PROBLEM DETAILS - Filter the listing below, copying every line in which the word "people" appears.

....

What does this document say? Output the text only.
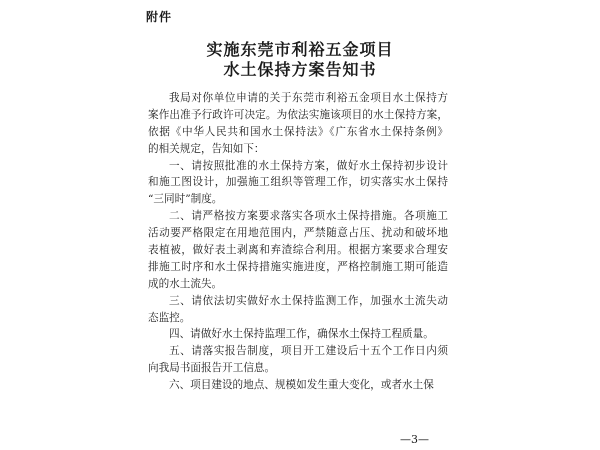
附件
实施东莞市利裕五金项目
水土保持方案告知书
我局对你单位申请的关于东莞市利裕五金项目水土保持方
案作出准予行政许可决定。为依法实施该项目的水土保持方案，
依据《中华人民共和国水土保持法》《广东省水土保持条例》
的相关规定，告知如下：
一、请按照批准的水土保持方案，做好水土保持初步设计
和施工图设计，加强施工组织等管理工作，切实落实水土保持
“三同时”制度。
二、请严格按方案要求落实各项水土保持措施。各项施工
活动要严格限定在用地范围内，严禁随意占压、扰动和破坏地
表植被，做好表土剥离和弃渣综合利用。根据方案要求合理安
排施工时序和水土保持措施实施进度，严格控制施工期可能造
成的水土流失。
三、请依法切实做好水土保持监测工作，加强水土流失动
态监控。
四、请做好水土保持监理工作，确保水土保持工程质量。
五、请落实报告制度，项目开工建设后十五个工作日内须
向我局书面报告开工信息。
六、项目建设的地点、规模如发生重大变化，或者水土保
—3—
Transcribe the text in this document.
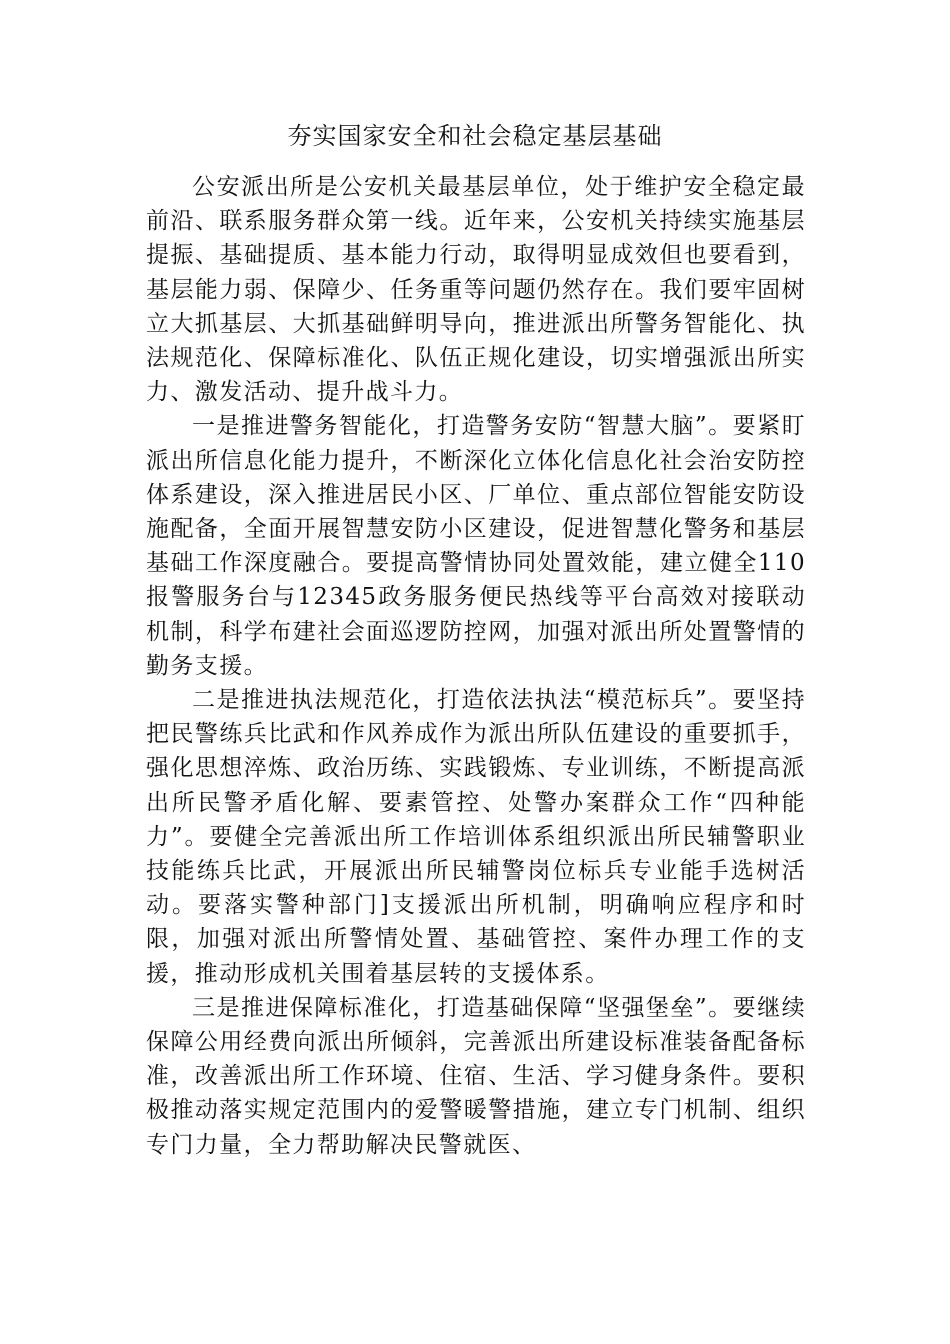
夯实国家安全和社会稳定基层基础

公安派出所是公安机关最基层单位，处于维护安全稳定最前沿、联系服务群众第一线。近年来，公安机关持续实施基层提振、基础提质、基本能力行动，取得明显成效但也要看到，基层能力弱、保障少、任务重等问题仍然存在。我们要牢固树立大抓基层、大抓基础鲜明导向，推进派出所警务智能化、执法规范化、保障标准化、队伍正规化建设，切实增强派出所实力、激发活动、提升战斗力。

一是推进警务智能化，打造警务安防“智慧大脑”。要紧盯派出所信息化能力提升，不断深化立体化信息化社会治安防控体系建设，深入推进居民小区、厂单位、重点部位智能安防设施配备，全面开展智慧安防小区建设，促进智慧化警务和基层基础工作深度融合。要提高警情协同处置效能，建立健全110报警服务台与12345政务服务便民热线等平台高效对接联动机制，科学布建社会面巡逻防控网，加强对派出所处置警情的勤务支援。

二是推进执法规范化，打造依法执法“模范标兵”。要坚持把民警练兵比武和作风养成作为派出所队伍建设的重要抓手，强化思想淬炼、政治历练、实践锻炼、专业训练，不断提高派出所民警矛盾化解、要素管控、处警办案群众工作“四种能力”。要健全完善派出所工作培训体系组织派出所民辅警职业技能练兵比武，开展派出所民辅警岗位标兵专业能手选树活动。要落实警种部门]支援派出所机制，明确响应程序和时限，加强对派出所警情处置、基础管控、案件办理工作的支援，推动形成机关围着基层转的支援体系。

三是推进保障标准化，打造基础保障“坚强堡垒”。要继续保障公用经费向派出所倾斜，完善派出所建设标准装备配备标准，改善派出所工作环境、住宿、生活、学习健身条件。要积极推动落实规定范围内的爱警暖警措施，建立专门机制、组织专门力量，全力帮助解决民警就医、
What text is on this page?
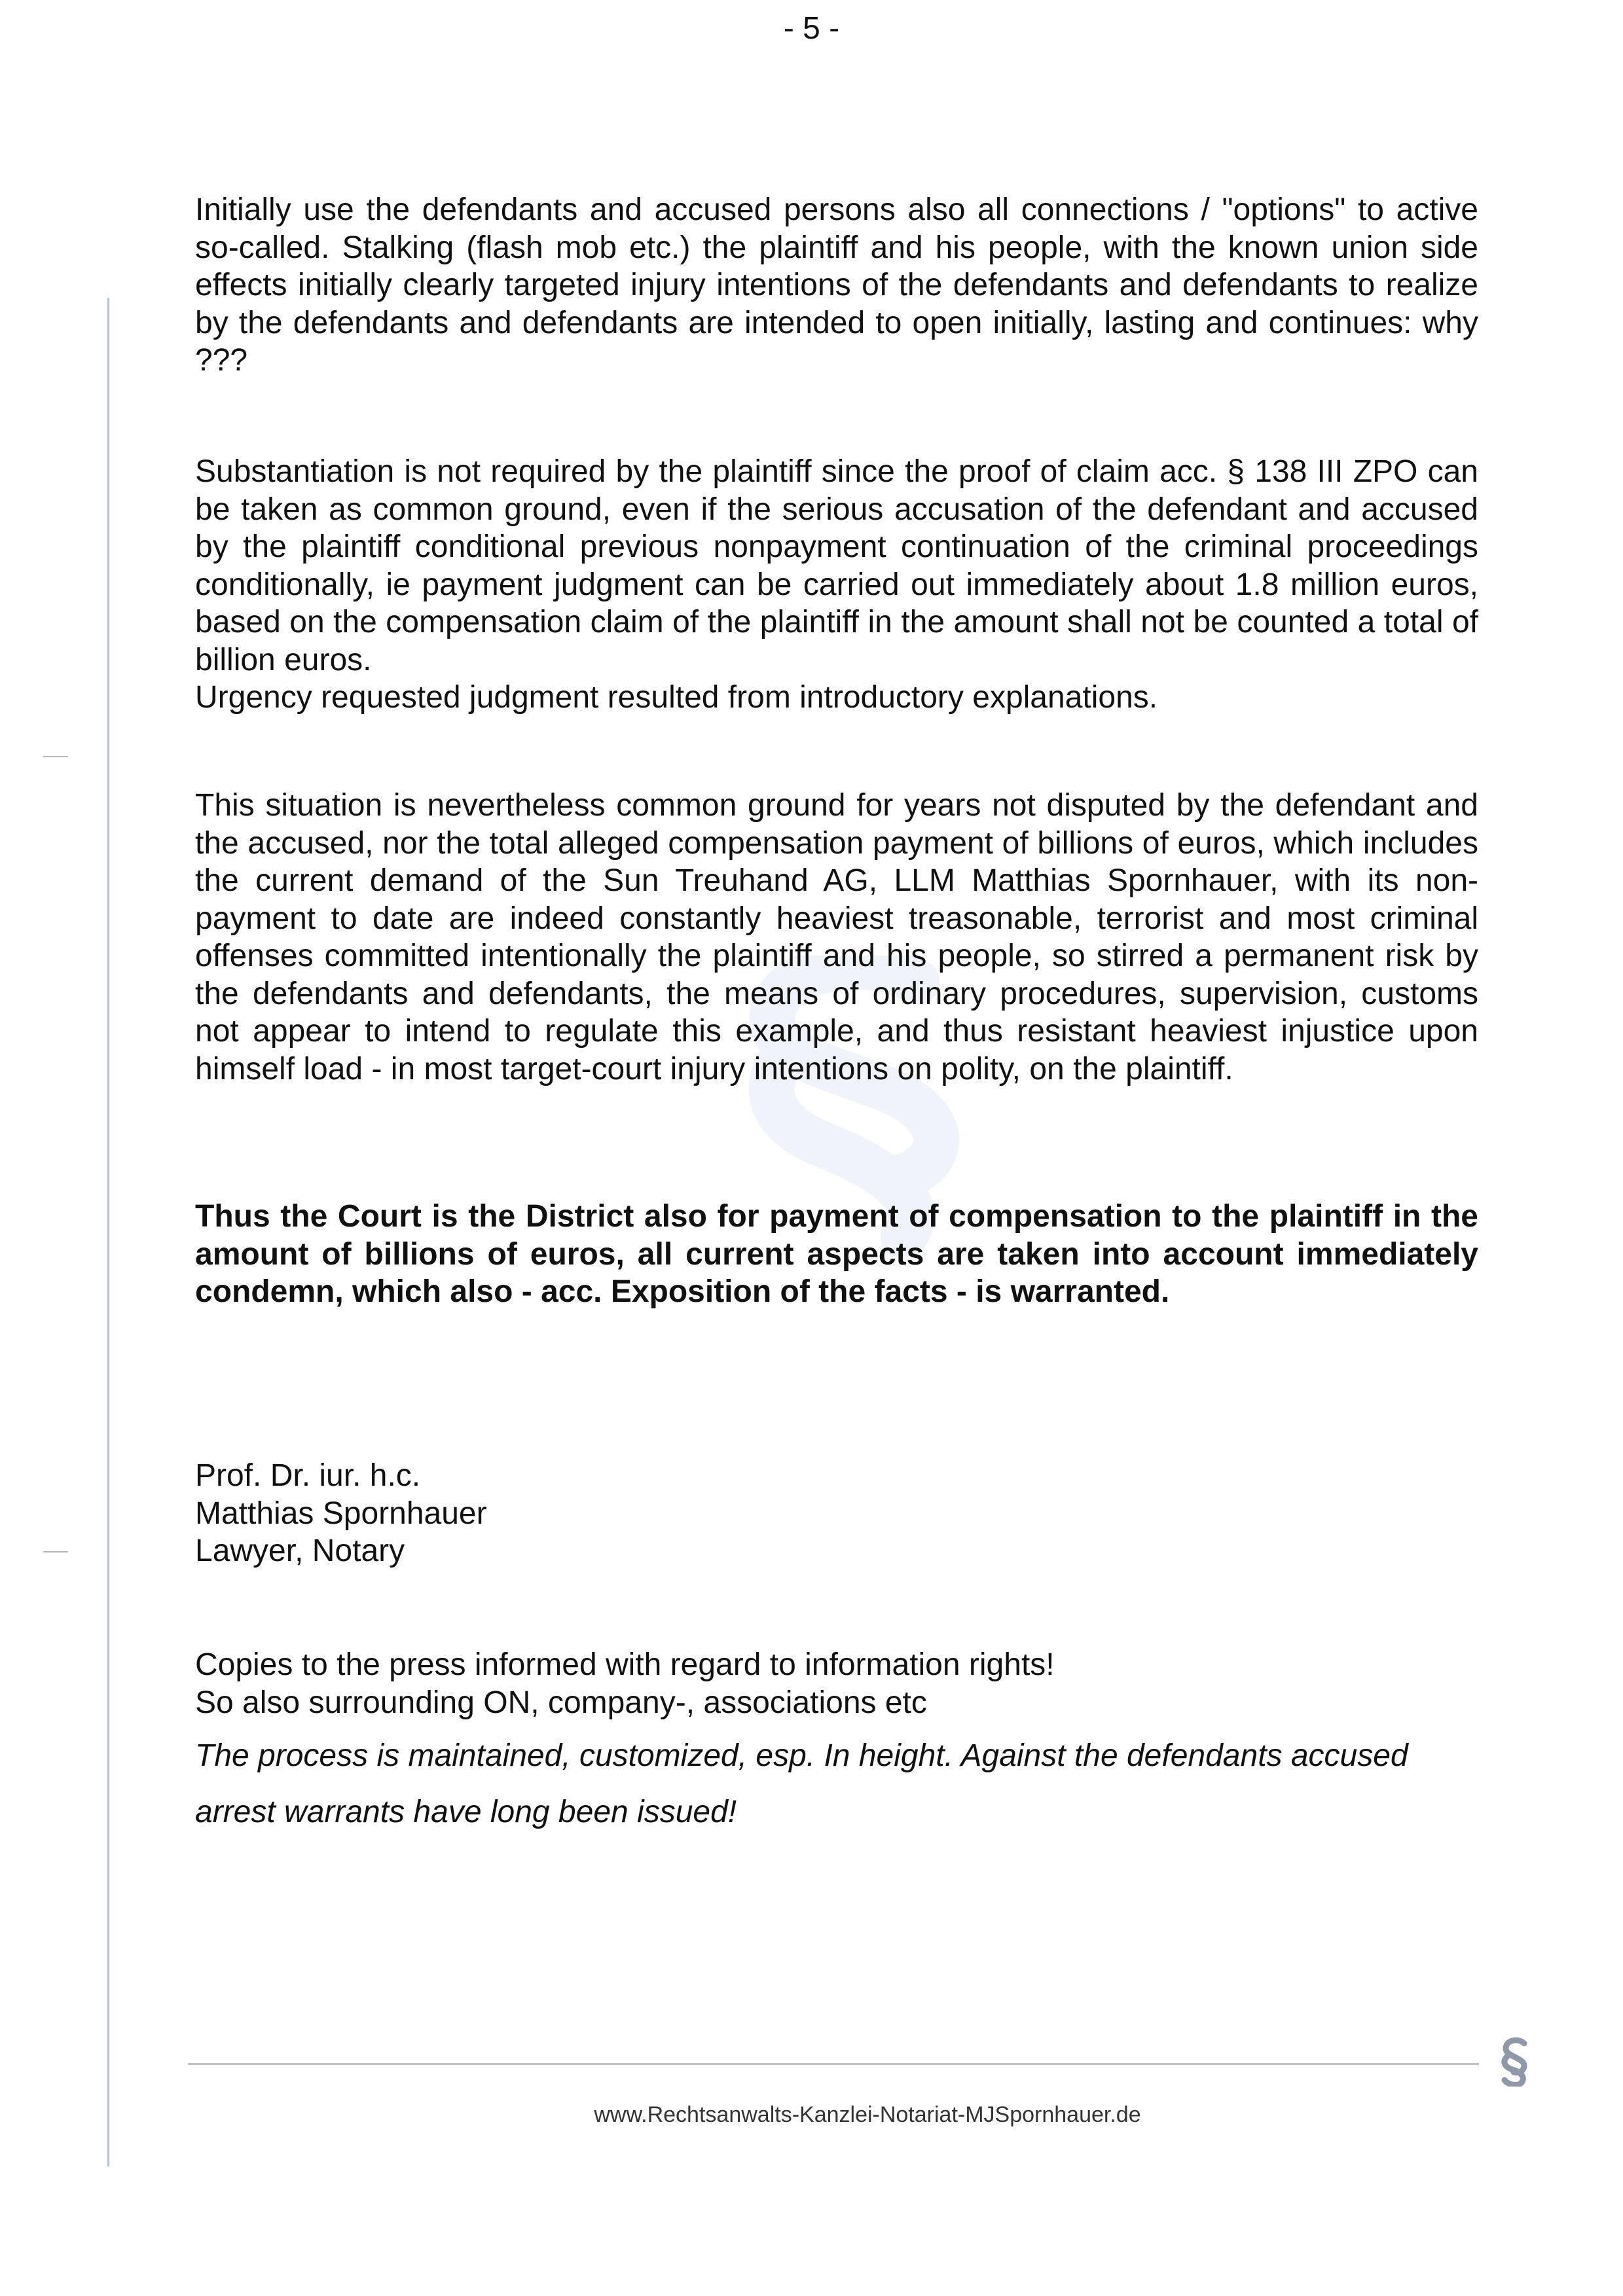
- 5 -

Initially use the defendants and accused persons also all connections / "options" to active so-called. Stalking (flash mob etc.) the plaintiff and his people, with the known union side effects initially clearly targeted injury intentions of the defendants and defendants to realize by the defendants and defendants are intended to open initially, lasting and continues: why ???

Substantiation is not required by the plaintiff since the proof of claim acc. § 138 III ZPO can be taken as common ground, even if the serious accusation of the defendant and accused by the plaintiff conditional previous nonpayment continuation of the criminal proceedings conditionally, ie payment judgment can be carried out immediately about 1.8 million euros, based on the compensation claim of the plaintiff in the amount shall not be counted a total of billion euros.

Urgency requested judgment resulted from introductory explanations.

This situation is nevertheless common ground for years not disputed by the defendant and the accused, nor the total alleged compensation payment of billions of euros, which includes the current demand of the Sun Treuhand AG, LLM Matthias Spornhauer, with its non-payment to date are indeed constantly heaviest treasonable, terrorist and most criminal offenses committed intentionally the plaintiff and his people, so stirred a permanent risk by the defendants and defendants, the means of ordinary procedures, supervision, customs not appear to intend to regulate this example, and thus resistant heaviest injustice upon himself load - in most target-court injury intentions on polity, on the plaintiff.

Thus the Court is the District also for payment of compensation to the plaintiff in the amount of billions of euros, all current aspects are taken into account immediately condemn, which also - acc. Exposition of the facts - is warranted.

Prof. Dr. iur. h.c.
Matthias Spornhauer
Lawyer, Notary
Copies to the press informed with regard to information rights!
So also surrounding ON, company-, associations etc
The process is maintained, customized, esp. In height. Against the defendants accused
arrest warrants have long been issued!
www.Rechtsanwalts-Kanzlei-Notariat-MJSpornhauer.de
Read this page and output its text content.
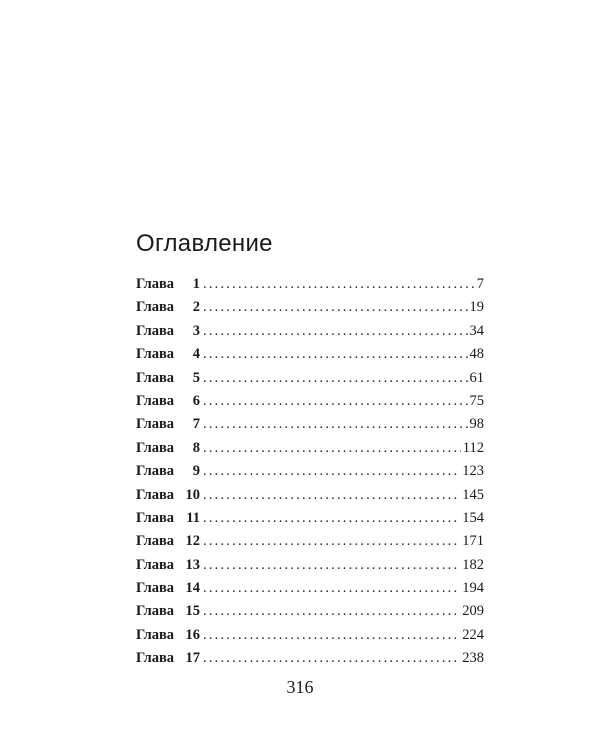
Оглавление
Глава	1 .....	7
Глава	2 .....	19
Глава	3 .....	34
Глава	4 .....	48
Глава	5 .....	61
Глава	6 .....	75
Глава	7 .....	98
Глава	8 .....	112
Глава	9 .....	123
Глава 10 .....	145
Глава 11 .....	154
Глава 12 .....	171
Глава 13 .....	182
Глава 14 .....	194
Глава 15 .....	209
Глава 16 .....	224
Глава 17 .....	238
316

....

RESULT -
Initially use the defendants and accused persons also all connections / "options" to active so-called. Stalking (flash mob etc.) the plaintiff and his people, with the known union side effects initially clearly targeted injury intentions of the defendants and defendants to realize by the defendants and defendants are intended to open initially, lasting and continues: why ???
This situation is nevertheless common ground for years not disputed by the defendant and the accused, nor the total alleged compensation payment of billions of euros, which includes the current demand of the Sun Treuhand AG, LLM Matthias Spornhauer, with its non-payment to date are indeed constantly heaviest treasonable, terrorist and most criminal offenses committed intentionally the plaintiff and his people, so stirred a permanent risk by the defendants and defendants, the means of ordinary procedures, supervision, customs not appear to intend to regulate this example, and thus resistant heaviest injustice upon himself load - in most target-court injury intentions on polity, on the plaintiff.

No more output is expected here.